### [Short exercise]
Take every line from the material that has the word "Eine" in it.

### [Dataset entries]
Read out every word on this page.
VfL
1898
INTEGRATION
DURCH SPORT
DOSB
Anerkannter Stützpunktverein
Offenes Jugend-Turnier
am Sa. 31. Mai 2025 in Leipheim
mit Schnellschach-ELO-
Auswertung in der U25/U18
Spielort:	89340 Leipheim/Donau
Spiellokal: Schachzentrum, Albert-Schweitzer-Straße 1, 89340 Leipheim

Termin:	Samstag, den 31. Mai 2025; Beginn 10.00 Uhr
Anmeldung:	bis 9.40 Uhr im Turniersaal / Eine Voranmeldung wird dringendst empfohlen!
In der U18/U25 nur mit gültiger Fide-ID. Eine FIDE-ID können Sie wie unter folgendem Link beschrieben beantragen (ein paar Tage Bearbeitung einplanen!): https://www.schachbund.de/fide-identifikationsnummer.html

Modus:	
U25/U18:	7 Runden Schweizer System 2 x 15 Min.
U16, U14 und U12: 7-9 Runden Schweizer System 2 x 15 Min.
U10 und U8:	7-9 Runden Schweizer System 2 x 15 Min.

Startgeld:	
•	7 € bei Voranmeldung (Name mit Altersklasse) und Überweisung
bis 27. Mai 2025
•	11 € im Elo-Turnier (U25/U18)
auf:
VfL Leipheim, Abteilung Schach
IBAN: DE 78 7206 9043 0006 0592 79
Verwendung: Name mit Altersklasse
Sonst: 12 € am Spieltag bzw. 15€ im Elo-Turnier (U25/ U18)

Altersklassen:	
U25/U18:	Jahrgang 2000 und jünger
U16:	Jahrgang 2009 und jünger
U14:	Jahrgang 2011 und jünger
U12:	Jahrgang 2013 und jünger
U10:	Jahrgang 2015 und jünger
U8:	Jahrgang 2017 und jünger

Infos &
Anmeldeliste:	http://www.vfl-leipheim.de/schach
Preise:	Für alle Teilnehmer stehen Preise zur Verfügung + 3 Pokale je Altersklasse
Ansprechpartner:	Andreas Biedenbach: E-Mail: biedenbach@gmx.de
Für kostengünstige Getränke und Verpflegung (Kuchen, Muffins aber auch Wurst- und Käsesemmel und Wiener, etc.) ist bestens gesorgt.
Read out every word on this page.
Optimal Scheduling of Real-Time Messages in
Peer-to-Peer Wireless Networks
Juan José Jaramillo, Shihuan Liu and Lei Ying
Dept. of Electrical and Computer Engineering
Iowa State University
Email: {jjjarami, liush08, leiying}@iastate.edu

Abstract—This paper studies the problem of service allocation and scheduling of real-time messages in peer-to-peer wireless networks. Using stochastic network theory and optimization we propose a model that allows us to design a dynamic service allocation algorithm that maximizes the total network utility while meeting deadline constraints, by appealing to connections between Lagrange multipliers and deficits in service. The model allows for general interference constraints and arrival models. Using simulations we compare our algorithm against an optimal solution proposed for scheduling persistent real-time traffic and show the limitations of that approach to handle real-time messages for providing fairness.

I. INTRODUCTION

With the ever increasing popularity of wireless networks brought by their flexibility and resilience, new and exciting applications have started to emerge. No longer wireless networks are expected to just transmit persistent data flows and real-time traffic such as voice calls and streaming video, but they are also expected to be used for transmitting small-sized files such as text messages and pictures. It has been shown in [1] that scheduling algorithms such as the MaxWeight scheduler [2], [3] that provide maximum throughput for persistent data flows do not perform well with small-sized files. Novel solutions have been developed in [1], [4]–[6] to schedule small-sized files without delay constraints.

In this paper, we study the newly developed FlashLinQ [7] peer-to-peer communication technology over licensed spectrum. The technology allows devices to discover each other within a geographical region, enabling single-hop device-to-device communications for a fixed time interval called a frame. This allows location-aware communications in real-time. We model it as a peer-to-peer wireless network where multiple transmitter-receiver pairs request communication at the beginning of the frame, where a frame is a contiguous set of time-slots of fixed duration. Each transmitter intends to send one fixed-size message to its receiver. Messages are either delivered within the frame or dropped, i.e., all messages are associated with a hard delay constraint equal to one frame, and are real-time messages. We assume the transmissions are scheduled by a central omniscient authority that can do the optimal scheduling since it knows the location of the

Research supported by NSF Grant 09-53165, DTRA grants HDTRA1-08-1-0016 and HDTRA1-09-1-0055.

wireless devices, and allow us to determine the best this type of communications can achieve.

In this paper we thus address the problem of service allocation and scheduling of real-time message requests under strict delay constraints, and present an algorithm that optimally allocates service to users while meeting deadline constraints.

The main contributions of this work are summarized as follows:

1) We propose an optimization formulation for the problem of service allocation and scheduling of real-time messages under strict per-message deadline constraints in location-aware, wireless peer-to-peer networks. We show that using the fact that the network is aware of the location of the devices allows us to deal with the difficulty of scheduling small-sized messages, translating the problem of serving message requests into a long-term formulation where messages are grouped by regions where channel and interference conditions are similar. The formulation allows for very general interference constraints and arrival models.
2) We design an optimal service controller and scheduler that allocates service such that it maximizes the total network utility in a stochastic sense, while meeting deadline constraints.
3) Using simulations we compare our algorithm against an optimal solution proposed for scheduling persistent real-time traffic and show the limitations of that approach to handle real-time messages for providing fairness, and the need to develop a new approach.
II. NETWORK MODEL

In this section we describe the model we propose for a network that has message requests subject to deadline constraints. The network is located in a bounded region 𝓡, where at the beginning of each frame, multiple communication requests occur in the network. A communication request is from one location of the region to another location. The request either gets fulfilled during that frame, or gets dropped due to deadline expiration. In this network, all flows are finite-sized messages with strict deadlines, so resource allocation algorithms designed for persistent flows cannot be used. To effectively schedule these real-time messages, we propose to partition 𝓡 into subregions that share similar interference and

### [Written solution]
Anmeldung:	bis 9.40 Uhr im Turniersaal / Eine Voranmeldung wird dringendst empfohlen!
In der U18/U25 nur mit gültiger Fide-ID. Eine FIDE-ID können Sie wie unter folgendem Link beschrieben beantragen (ein paar Tage Bearbeitung einplanen!): https://www.schachbund.de/fide-identifikationsnummer.html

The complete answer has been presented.